(Listings of elements and their boxes)
——
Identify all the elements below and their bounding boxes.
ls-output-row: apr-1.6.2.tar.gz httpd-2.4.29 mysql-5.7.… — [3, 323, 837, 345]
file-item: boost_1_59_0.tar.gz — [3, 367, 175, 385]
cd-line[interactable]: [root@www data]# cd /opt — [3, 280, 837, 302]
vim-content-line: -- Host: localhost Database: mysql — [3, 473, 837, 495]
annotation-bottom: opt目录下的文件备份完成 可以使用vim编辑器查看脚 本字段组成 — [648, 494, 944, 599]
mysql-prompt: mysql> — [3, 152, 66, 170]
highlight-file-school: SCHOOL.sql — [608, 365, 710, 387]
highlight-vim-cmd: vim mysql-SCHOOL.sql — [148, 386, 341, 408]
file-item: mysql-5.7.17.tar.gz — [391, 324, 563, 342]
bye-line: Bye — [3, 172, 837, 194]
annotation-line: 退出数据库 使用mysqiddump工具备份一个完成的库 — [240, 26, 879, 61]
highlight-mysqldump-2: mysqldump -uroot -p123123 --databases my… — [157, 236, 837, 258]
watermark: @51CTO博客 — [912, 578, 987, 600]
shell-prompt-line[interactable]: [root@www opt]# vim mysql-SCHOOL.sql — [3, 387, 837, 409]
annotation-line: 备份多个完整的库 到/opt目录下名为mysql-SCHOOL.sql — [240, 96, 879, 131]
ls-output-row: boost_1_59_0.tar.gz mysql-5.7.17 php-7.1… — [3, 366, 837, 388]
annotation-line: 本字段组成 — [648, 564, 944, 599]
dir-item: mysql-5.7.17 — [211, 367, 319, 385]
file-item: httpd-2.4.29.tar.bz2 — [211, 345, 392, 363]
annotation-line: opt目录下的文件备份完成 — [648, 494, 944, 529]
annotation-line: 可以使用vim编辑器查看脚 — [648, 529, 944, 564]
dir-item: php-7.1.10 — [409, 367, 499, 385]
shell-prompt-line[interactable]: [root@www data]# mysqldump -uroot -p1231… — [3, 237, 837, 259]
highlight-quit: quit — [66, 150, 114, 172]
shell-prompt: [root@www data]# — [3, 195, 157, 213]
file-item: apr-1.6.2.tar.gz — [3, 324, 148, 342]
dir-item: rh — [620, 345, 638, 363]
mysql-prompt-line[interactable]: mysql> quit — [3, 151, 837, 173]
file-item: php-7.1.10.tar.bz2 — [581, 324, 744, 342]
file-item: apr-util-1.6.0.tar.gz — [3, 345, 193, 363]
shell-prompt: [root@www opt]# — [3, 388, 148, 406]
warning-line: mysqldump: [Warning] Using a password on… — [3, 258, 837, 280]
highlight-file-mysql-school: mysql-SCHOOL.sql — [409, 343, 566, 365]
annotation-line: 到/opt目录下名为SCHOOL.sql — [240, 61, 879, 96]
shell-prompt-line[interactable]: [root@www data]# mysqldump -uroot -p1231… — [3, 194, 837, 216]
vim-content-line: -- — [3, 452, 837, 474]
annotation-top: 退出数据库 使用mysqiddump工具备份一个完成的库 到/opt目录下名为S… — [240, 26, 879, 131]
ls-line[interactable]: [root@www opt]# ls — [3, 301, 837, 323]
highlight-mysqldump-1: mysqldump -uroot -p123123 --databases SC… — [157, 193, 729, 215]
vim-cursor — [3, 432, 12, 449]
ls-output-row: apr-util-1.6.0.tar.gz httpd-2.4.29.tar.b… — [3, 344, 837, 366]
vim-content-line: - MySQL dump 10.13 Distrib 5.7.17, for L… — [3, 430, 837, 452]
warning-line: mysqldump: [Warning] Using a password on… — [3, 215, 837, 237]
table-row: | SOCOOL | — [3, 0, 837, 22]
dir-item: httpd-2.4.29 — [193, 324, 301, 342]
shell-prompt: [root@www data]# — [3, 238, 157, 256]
——
Copy every line of the records above word for word, changing nothing.

=== Complete output ===
Identify all the elements below and their bounding boxes.
ls-output-row: apr-1.6.2.tar.gz httpd-2.4.29 mysql-5.7.… — [3, 323, 837, 345]
file-item: boost_1_59_0.tar.gz — [3, 367, 175, 385]
cd-line[interactable]: [root@www data]# cd /opt — [3, 280, 837, 302]
vim-content-line: -- Host: localhost Database: mysql — [3, 473, 837, 495]
annotation-bottom: opt目录下的文件备份完成 可以使用vim编辑器查看脚 本字段组成 — [648, 494, 944, 599]
mysql-prompt: mysql> — [3, 152, 66, 170]
highlight-file-school: SCHOOL.sql — [608, 365, 710, 387]
highlight-vim-cmd: vim mysql-SCHOOL.sql — [148, 386, 341, 408]
file-item: mysql-5.7.17.tar.gz — [391, 324, 563, 342]
bye-line: Bye — [3, 172, 837, 194]
annotation-line: 退出数据库 使用mysqiddump工具备份一个完成的库 — [240, 26, 879, 61]
highlight-mysqldump-2: mysqldump -uroot -p123123 --databases my… — [157, 236, 837, 258]
watermark: @51CTO博客 — [912, 578, 987, 600]
shell-prompt-line[interactable]: [root@www opt]# vim mysql-SCHOOL.sql — [3, 387, 837, 409]
annotation-line: 备份多个完整的库 到/opt目录下名为mysql-SCHOOL.sql — [240, 96, 879, 131]
ls-output-row: boost_1_59_0.tar.gz mysql-5.7.17 php-7.1… — [3, 366, 837, 388]
annotation-line: 本字段组成 — [648, 564, 944, 599]
dir-item: mysql-5.7.17 — [211, 367, 319, 385]
file-item: httpd-2.4.29.tar.bz2 — [211, 345, 392, 363]
annotation-line: opt目录下的文件备份完成 — [648, 494, 944, 529]
annotation-line: 可以使用vim编辑器查看脚 — [648, 529, 944, 564]
dir-item: php-7.1.10 — [409, 367, 499, 385]
shell-prompt-line[interactable]: [root@www data]# mysqldump -uroot -p1231… — [3, 237, 837, 259]
highlight-quit: quit — [66, 150, 114, 172]
shell-prompt: [root@www data]# — [3, 195, 157, 213]
file-item: apr-1.6.2.tar.gz — [3, 324, 148, 342]
dir-item: rh — [620, 345, 638, 363]
mysql-prompt-line[interactable]: mysql> quit — [3, 151, 837, 173]
file-item: php-7.1.10.tar.bz2 — [581, 324, 744, 342]
file-item: apr-util-1.6.0.tar.gz — [3, 345, 193, 363]
shell-prompt: [root@www opt]# — [3, 388, 148, 406]
warning-line: mysqldump: [Warning] Using a password on… — [3, 258, 837, 280]
highlight-file-mysql-school: mysql-SCHOOL.sql — [409, 343, 566, 365]
annotation-line: 到/opt目录下名为SCHOOL.sql — [240, 61, 879, 96]
shell-prompt-line[interactable]: [root@www data]# mysqldump -uroot -p1231… — [3, 194, 837, 216]
vim-content-line: -- — [3, 452, 837, 474]
annotation-top: 退出数据库 使用mysqiddump工具备份一个完成的库 到/opt目录下名为S… — [240, 26, 879, 131]
ls-line[interactable]: [root@www opt]# ls — [3, 301, 837, 323]
highlight-mysqldump-1: mysqldump -uroot -p123123 --databases SC… — [157, 193, 729, 215]
vim-cursor — [3, 432, 12, 449]
ls-output-row: apr-util-1.6.0.tar.gz httpd-2.4.29.tar.b… — [3, 344, 837, 366]
vim-content-line: - MySQL dump 10.13 Distrib 5.7.17, for L… — [3, 430, 837, 452]
warning-line: mysqldump: [Warning] Using a password on… — [3, 215, 837, 237]
table-row: | SOCOOL | — [3, 0, 837, 22]
dir-item: httpd-2.4.29 — [193, 324, 301, 342]
shell-prompt: [root@www data]# — [3, 238, 157, 256]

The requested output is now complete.